[start]

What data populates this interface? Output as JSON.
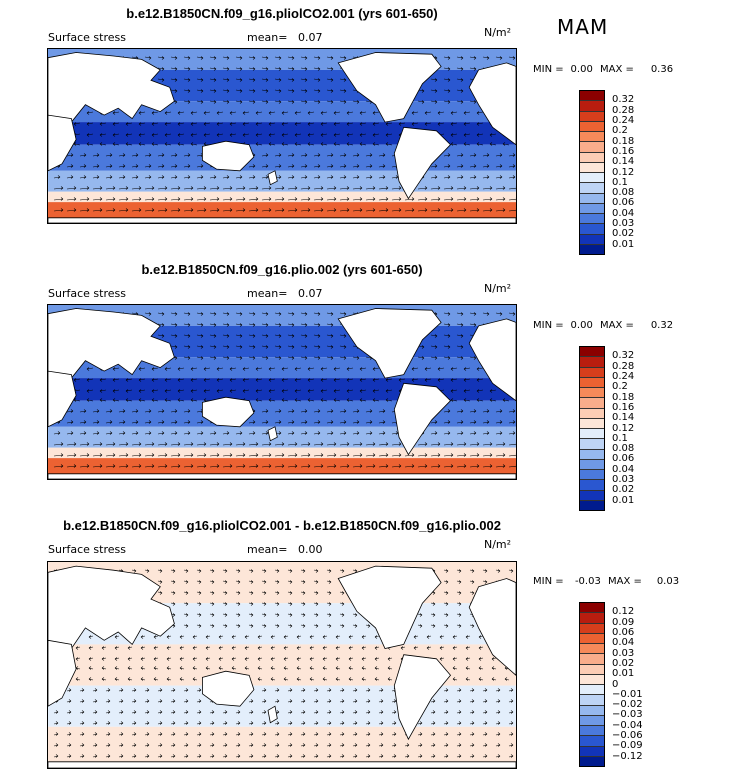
{
  "season": "MAM",
  "chart_data": [
    {
      "type": "heatmap",
      "title": "b.e12.B1850CN.f09_g16.pliolCO2.001 (yrs 601-650)",
      "variable": "Surface stress",
      "mean_label": "mean=",
      "mean": "0.07",
      "units": "N/m²",
      "min_label": "MIN =",
      "min": "0.00",
      "max_label": "MAX =",
      "max": "0.36",
      "colorbar_levels": [
        "0.32",
        "0.28",
        "0.24",
        "0.2",
        "0.18",
        "0.16",
        "0.14",
        "0.12",
        "0.1",
        "0.08",
        "0.06",
        "0.04",
        "0.03",
        "0.02",
        "0.01"
      ],
      "colorbar_colors": [
        "#8b0000",
        "#b81d0f",
        "#d63e1c",
        "#ec6232",
        "#f68a5a",
        "#f9ad8b",
        "#fccdb5",
        "#fde6d8",
        "#e3eefb",
        "#bed4f5",
        "#96b8ee",
        "#6f99e6",
        "#4b79dc",
        "#2a57d0",
        "#1234b8",
        "#001b8e"
      ]
    },
    {
      "type": "heatmap",
      "title": "b.e12.B1850CN.f09_g16.plio.002 (yrs 601-650)",
      "variable": "Surface stress",
      "mean_label": "mean=",
      "mean": "0.07",
      "units": "N/m²",
      "min_label": "MIN =",
      "min": "0.00",
      "max_label": "MAX =",
      "max": "0.32",
      "colorbar_levels": [
        "0.32",
        "0.28",
        "0.24",
        "0.2",
        "0.18",
        "0.16",
        "0.14",
        "0.12",
        "0.1",
        "0.08",
        "0.06",
        "0.04",
        "0.03",
        "0.02",
        "0.01"
      ],
      "colorbar_colors": [
        "#8b0000",
        "#b81d0f",
        "#d63e1c",
        "#ec6232",
        "#f68a5a",
        "#f9ad8b",
        "#fccdb5",
        "#fde6d8",
        "#e3eefb",
        "#bed4f5",
        "#96b8ee",
        "#6f99e6",
        "#4b79dc",
        "#2a57d0",
        "#1234b8",
        "#001b8e"
      ]
    },
    {
      "type": "heatmap",
      "title": "b.e12.B1850CN.f09_g16.pliolCO2.001 - b.e12.B1850CN.f09_g16.plio.002",
      "variable": "Surface stress",
      "mean_label": "mean=",
      "mean": "0.00",
      "units": "N/m²",
      "min_label": "MIN =",
      "min": "-0.03",
      "max_label": "MAX =",
      "max": "0.03",
      "colorbar_levels": [
        "0.12",
        "0.09",
        "0.06",
        "0.04",
        "0.03",
        "0.02",
        "0.01",
        "0",
        "−0.01",
        "−0.02",
        "−0.03",
        "−0.04",
        "−0.06",
        "−0.09",
        "−0.12"
      ],
      "colorbar_colors": [
        "#8b0000",
        "#b81d0f",
        "#d63e1c",
        "#ec6232",
        "#f68a5a",
        "#f9ad8b",
        "#fccdb5",
        "#fde6d8",
        "#e3eefb",
        "#bed4f5",
        "#96b8ee",
        "#6f99e6",
        "#4b79dc",
        "#2a57d0",
        "#1234b8",
        "#001b8e"
      ]
    }
  ]
}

[end]

▸ What to work on: Write out the full set of lines verbatim, without the pictures.

▸ Written reply:
What data populates this interface? Output as JSON.
{
  "season": "MAM",
  "chart_data": [
    {
      "type": "heatmap",
      "title": "b.e12.B1850CN.f09_g16.pliolCO2.001 (yrs 601-650)",
      "variable": "Surface stress",
      "mean_label": "mean=",
      "mean": "0.07",
      "units": "N/m²",
      "min_label": "MIN =",
      "min": "0.00",
      "max_label": "MAX =",
      "max": "0.36",
      "colorbar_levels": [
        "0.32",
        "0.28",
        "0.24",
        "0.2",
        "0.18",
        "0.16",
        "0.14",
        "0.12",
        "0.1",
        "0.08",
        "0.06",
        "0.04",
        "0.03",
        "0.02",
        "0.01"
      ],
      "colorbar_colors": [
        "#8b0000",
        "#b81d0f",
        "#d63e1c",
        "#ec6232",
        "#f68a5a",
        "#f9ad8b",
        "#fccdb5",
        "#fde6d8",
        "#e3eefb",
        "#bed4f5",
        "#96b8ee",
        "#6f99e6",
        "#4b79dc",
        "#2a57d0",
        "#1234b8",
        "#001b8e"
      ]
    },
    {
      "type": "heatmap",
      "title": "b.e12.B1850CN.f09_g16.plio.002 (yrs 601-650)",
      "variable": "Surface stress",
      "mean_label": "mean=",
      "mean": "0.07",
      "units": "N/m²",
      "min_label": "MIN =",
      "min": "0.00",
      "max_label": "MAX =",
      "max": "0.32",
      "colorbar_levels": [
        "0.32",
        "0.28",
        "0.24",
        "0.2",
        "0.18",
        "0.16",
        "0.14",
        "0.12",
        "0.1",
        "0.08",
        "0.06",
        "0.04",
        "0.03",
        "0.02",
        "0.01"
      ],
      "colorbar_colors": [
        "#8b0000",
        "#b81d0f",
        "#d63e1c",
        "#ec6232",
        "#f68a5a",
        "#f9ad8b",
        "#fccdb5",
        "#fde6d8",
        "#e3eefb",
        "#bed4f5",
        "#96b8ee",
        "#6f99e6",
        "#4b79dc",
        "#2a57d0",
        "#1234b8",
        "#001b8e"
      ]
    },
    {
      "type": "heatmap",
      "title": "b.e12.B1850CN.f09_g16.pliolCO2.001 - b.e12.B1850CN.f09_g16.plio.002",
      "variable": "Surface stress",
      "mean_label": "mean=",
      "mean": "0.00",
      "units": "N/m²",
      "min_label": "MIN =",
      "min": "-0.03",
      "max_label": "MAX =",
      "max": "0.03",
      "colorbar_levels": [
        "0.12",
        "0.09",
        "0.06",
        "0.04",
        "0.03",
        "0.02",
        "0.01",
        "0",
        "−0.01",
        "−0.02",
        "−0.03",
        "−0.04",
        "−0.06",
        "−0.09",
        "−0.12"
      ],
      "colorbar_colors": [
        "#8b0000",
        "#b81d0f",
        "#d63e1c",
        "#ec6232",
        "#f68a5a",
        "#f9ad8b",
        "#fccdb5",
        "#fde6d8",
        "#e3eefb",
        "#bed4f5",
        "#96b8ee",
        "#6f99e6",
        "#4b79dc",
        "#2a57d0",
        "#1234b8",
        "#001b8e"
      ]
    }
  ]
}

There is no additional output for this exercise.